REQUEST: For this exercise, copy out each line of the material below that includes "title".
>> BEGIN DATASET EXCERPTS
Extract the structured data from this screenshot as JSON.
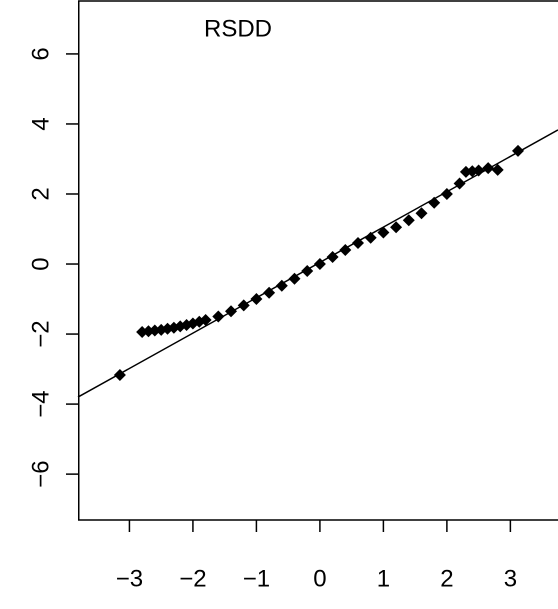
{
  "chart_data": {
    "type": "qq",
    "title": "RSDD",
    "color": "#000000",
    "x": [
      -3.15,
      -2.8,
      -2.7,
      -2.6,
      -2.5,
      -2.4,
      -2.3,
      -2.2,
      -2.1,
      -2.0,
      -1.9,
      -1.8,
      -1.6,
      -1.4,
      -1.2,
      -1.0,
      -0.8,
      -0.6,
      -0.4,
      -0.2,
      0,
      0.2,
      0.4,
      0.6,
      0.8,
      1.0,
      1.2,
      1.4,
      1.6,
      1.8,
      2.0,
      2.2,
      2.3,
      2.4,
      2.5,
      2.65,
      2.8,
      3.12
    ],
    "values": [
      -3.17,
      -1.94,
      -1.92,
      -1.9,
      -1.88,
      -1.85,
      -1.82,
      -1.78,
      -1.74,
      -1.7,
      -1.65,
      -1.6,
      -1.5,
      -1.35,
      -1.18,
      -1.0,
      -0.82,
      -0.62,
      -0.42,
      -0.2,
      0,
      0.2,
      0.4,
      0.6,
      0.75,
      0.9,
      1.05,
      1.25,
      1.45,
      1.75,
      2.0,
      2.3,
      2.63,
      2.65,
      2.67,
      2.74,
      2.69,
      3.23
    ],
    "reference_line": {
      "x": [
        -3.81,
        3.75
      ],
      "y": [
        -3.8,
        3.83
      ]
    },
    "xlim": [
      -3.81,
      3.75
    ],
    "ylim": [
      -7.31,
      7.54
    ],
    "xticks": [
      {
        "value": -3,
        "label": "−3"
      },
      {
        "value": -2,
        "label": "−2"
      },
      {
        "value": -1,
        "label": "−1"
      },
      0,
      1,
      2,
      3
    ],
    "yticks": [
      {
        "value": -6,
        "label": "−6"
      },
      {
        "value": -4,
        "label": "−4"
      },
      {
        "value": -2,
        "label": "−2"
      },
      0,
      2,
      4,
      6
    ]
  }
}
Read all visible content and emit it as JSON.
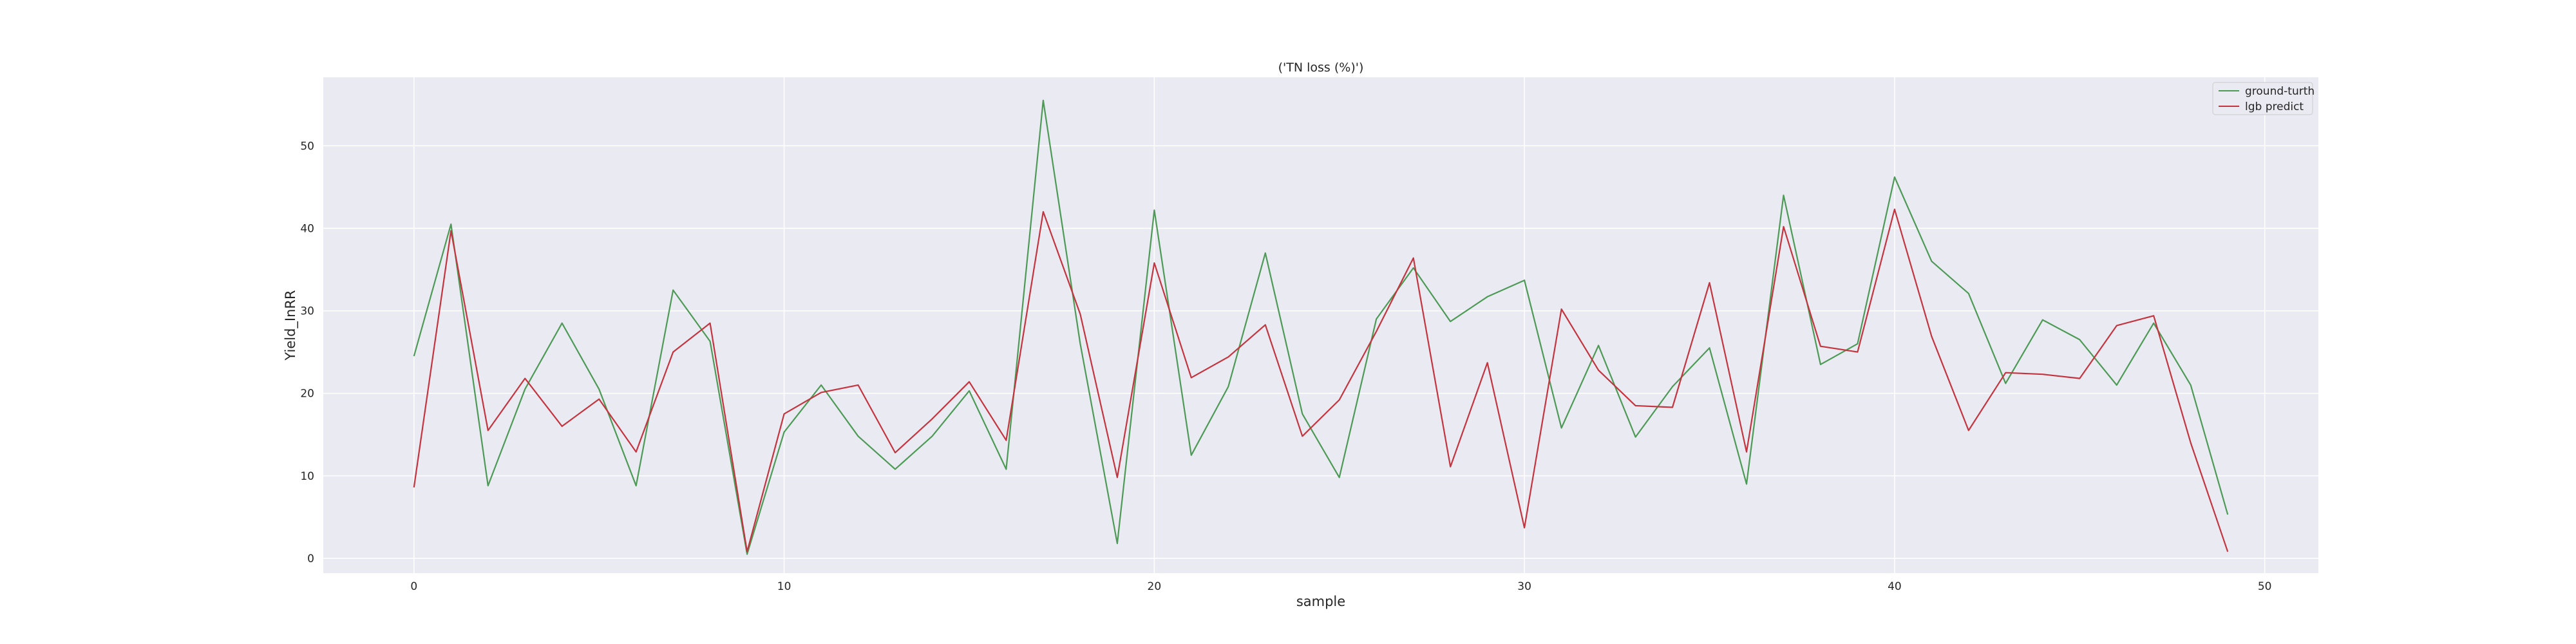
{
  "chart_data": {
    "type": "line",
    "title": "('TN loss (%)')",
    "xlabel": "sample",
    "ylabel": "Yield_InRR",
    "xlim": [
      -2.45,
      51.45
    ],
    "ylim": [
      -1.8,
      58.3
    ],
    "x_ticks": [
      0,
      10,
      20,
      30,
      40,
      50
    ],
    "y_ticks": [
      0,
      10,
      20,
      30,
      40,
      50
    ],
    "grid": true,
    "legend_position": "top-right",
    "x": [
      0,
      1,
      2,
      3,
      4,
      5,
      6,
      7,
      8,
      9,
      10,
      11,
      12,
      13,
      14,
      15,
      16,
      17,
      18,
      19,
      20,
      21,
      22,
      23,
      24,
      25,
      26,
      27,
      28,
      29,
      30,
      31,
      32,
      33,
      34,
      35,
      36,
      37,
      38,
      39,
      40,
      41,
      42,
      43,
      44,
      45,
      46,
      47,
      48,
      49
    ],
    "series": [
      {
        "name": "ground-turth",
        "color": "#4c9a55",
        "values": [
          24.5,
          40.5,
          8.8,
          20.5,
          28.5,
          20.5,
          8.8,
          32.5,
          26.3,
          0.5,
          15.3,
          21,
          14.8,
          10.8,
          14.8,
          20.3,
          10.8,
          55.5,
          26,
          1.8,
          42.2,
          12.5,
          20.8,
          37,
          17.5,
          9.8,
          29,
          35.2,
          28.7,
          31.7,
          33.7,
          15.8,
          25.8,
          14.7,
          20.8,
          25.5,
          9,
          44,
          23.5,
          26,
          46.2,
          36,
          32.1,
          21.2,
          28.9,
          26.5,
          21,
          28.5,
          21,
          5.3
        ]
      },
      {
        "name": "lgb predict",
        "color": "#c4343e",
        "values": [
          8.6,
          39.7,
          15.5,
          21.8,
          16,
          19.3,
          12.9,
          25,
          28.5,
          0.8,
          17.5,
          20.1,
          21,
          12.8,
          16.9,
          21.4,
          14.3,
          42,
          29.6,
          9.8,
          35.8,
          21.9,
          24.4,
          28.3,
          14.8,
          19.2,
          27.5,
          36.4,
          11.1,
          23.7,
          3.7,
          30.2,
          22.8,
          18.5,
          18.3,
          33.4,
          12.9,
          40.2,
          25.7,
          25,
          42.3,
          26.9,
          15.5,
          22.5,
          22.3,
          21.8,
          28.2,
          29.4,
          14,
          0.8
        ]
      }
    ]
  }
}
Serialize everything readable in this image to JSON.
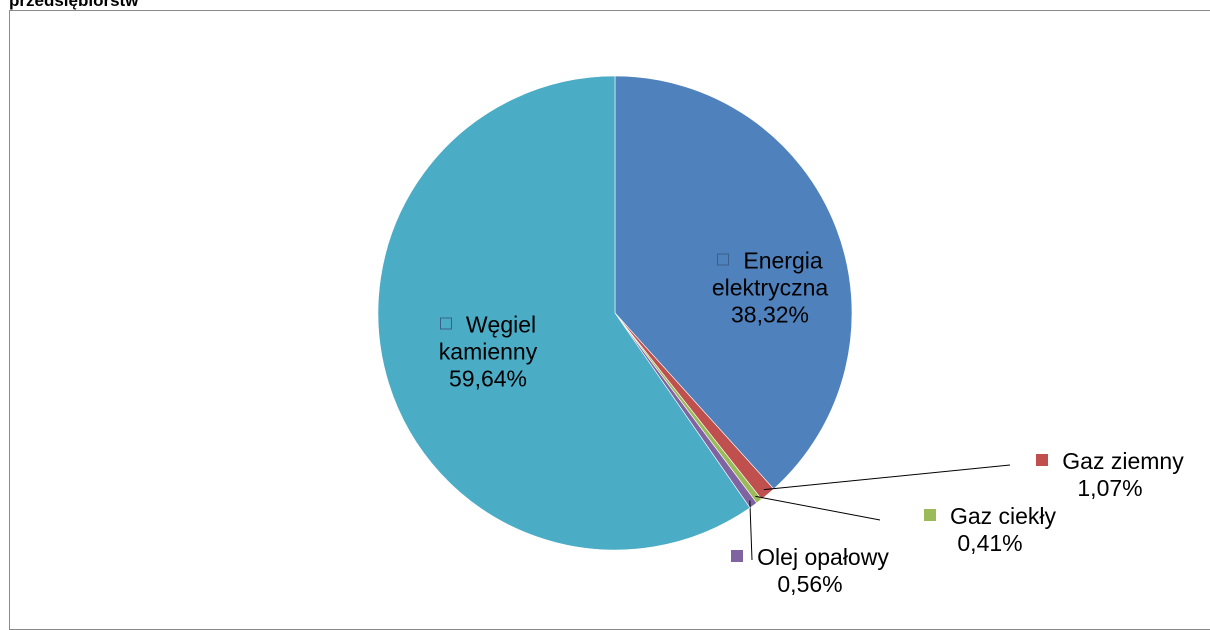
{
  "chart_data": {
    "type": "pie",
    "title": "przedsiębiorstw",
    "categories": [
      "Energia elektryczna",
      "Gaz ziemny",
      "Gaz ciekły",
      "Olej opałowy",
      "Węgiel kamienny"
    ],
    "values": [
      38.32,
      1.07,
      0.41,
      0.56,
      59.64
    ],
    "value_labels": [
      "38,32%",
      "1,07%",
      "0,41%",
      "0,56%",
      "59,64%"
    ],
    "colors": [
      "#4f81bd",
      "#c0504d",
      "#9bbb59",
      "#8064a2",
      "#4bacc6"
    ]
  }
}
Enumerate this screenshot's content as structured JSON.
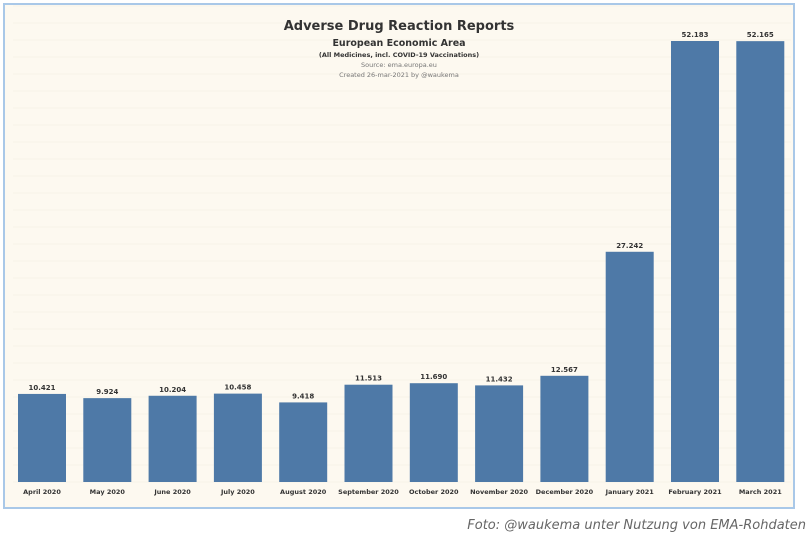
>> END DATASET EXCERPTS
FULL OUTPUT:
    "title": "RSDD",
    "title": "('TN loss (%)')",
    "title": "przedsiębiorstw",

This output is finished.